• _REQUIRED TASK_:
Without the pictures, repeat the listing character for character.

• _THE DATA_:
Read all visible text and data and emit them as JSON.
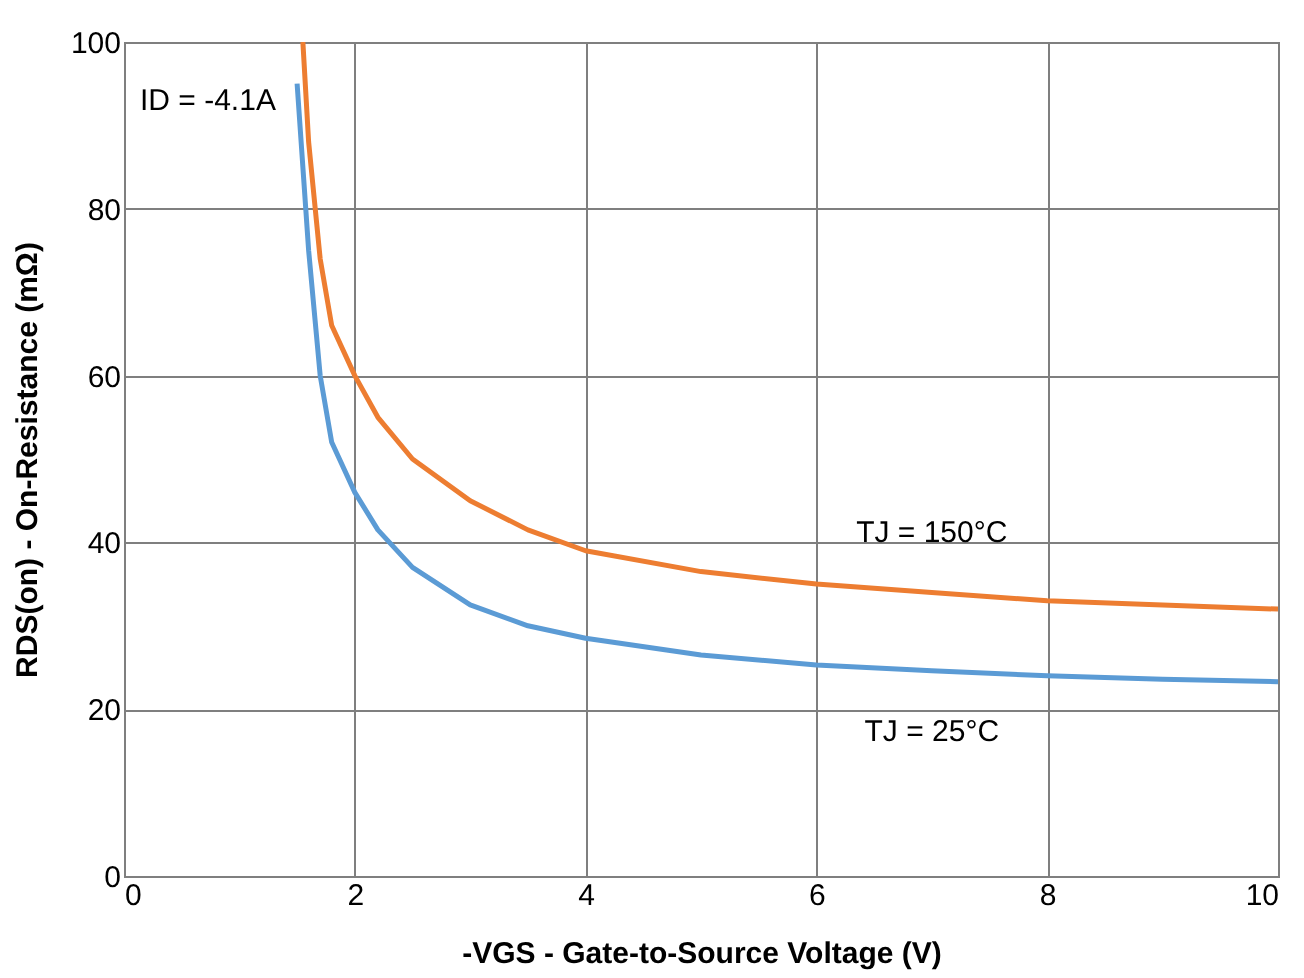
{
  "chart_data": {
    "type": "line",
    "xlabel": "-VGS - Gate-to-Source Voltage (V)",
    "ylabel": "RDS(on) - On-Resistance (mΩ)",
    "xlim": [
      0,
      10
    ],
    "ylim": [
      0,
      100
    ],
    "xticks": [
      0,
      2,
      4,
      6,
      8,
      10
    ],
    "yticks": [
      0,
      20,
      40,
      60,
      80,
      100
    ],
    "grid": true,
    "marker": "none",
    "line_style": "solid",
    "annotations": [
      "ID = -4.1A"
    ],
    "series": [
      {
        "name": "TJ = 150°C",
        "color": "#ed7d31",
        "x": [
          1.55,
          1.6,
          1.7,
          1.8,
          2,
          2.2,
          2.5,
          3,
          3.5,
          4,
          5,
          6,
          7,
          8,
          9,
          10
        ],
        "values": [
          100,
          88,
          74,
          66,
          60,
          55,
          50,
          45,
          41.5,
          39,
          36.5,
          35,
          34,
          33,
          32.5,
          32
        ]
      },
      {
        "name": "TJ = 25°C",
        "color": "#5b9bd5",
        "x": [
          1.5,
          1.55,
          1.6,
          1.7,
          1.8,
          2,
          2.2,
          2.5,
          3,
          3.5,
          4,
          5,
          6,
          7,
          8,
          9,
          10
        ],
        "values": [
          95,
          85,
          75,
          60,
          52,
          46,
          41.5,
          37,
          32.5,
          30,
          28.5,
          26.5,
          25.3,
          24.6,
          24,
          23.6,
          23.3
        ]
      }
    ]
  }
}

• _SOLVED PROBLEM_:
Read all visible text and data and emit them as JSON.
{
  "chart_data": {
    "type": "line",
    "xlabel": "-VGS - Gate-to-Source Voltage (V)",
    "ylabel": "RDS(on) - On-Resistance (mΩ)",
    "xlim": [
      0,
      10
    ],
    "ylim": [
      0,
      100
    ],
    "xticks": [
      0,
      2,
      4,
      6,
      8,
      10
    ],
    "yticks": [
      0,
      20,
      40,
      60,
      80,
      100
    ],
    "grid": true,
    "marker": "none",
    "line_style": "solid",
    "annotations": [
      "ID = -4.1A"
    ],
    "series": [
      {
        "name": "TJ = 150°C",
        "color": "#ed7d31",
        "x": [
          1.55,
          1.6,
          1.7,
          1.8,
          2,
          2.2,
          2.5,
          3,
          3.5,
          4,
          5,
          6,
          7,
          8,
          9,
          10
        ],
        "values": [
          100,
          88,
          74,
          66,
          60,
          55,
          50,
          45,
          41.5,
          39,
          36.5,
          35,
          34,
          33,
          32.5,
          32
        ]
      },
      {
        "name": "TJ = 25°C",
        "color": "#5b9bd5",
        "x": [
          1.5,
          1.55,
          1.6,
          1.7,
          1.8,
          2,
          2.2,
          2.5,
          3,
          3.5,
          4,
          5,
          6,
          7,
          8,
          9,
          10
        ],
        "values": [
          95,
          85,
          75,
          60,
          52,
          46,
          41.5,
          37,
          32.5,
          30,
          28.5,
          26.5,
          25.3,
          24.6,
          24,
          23.6,
          23.3
        ]
      }
    ]
  }
}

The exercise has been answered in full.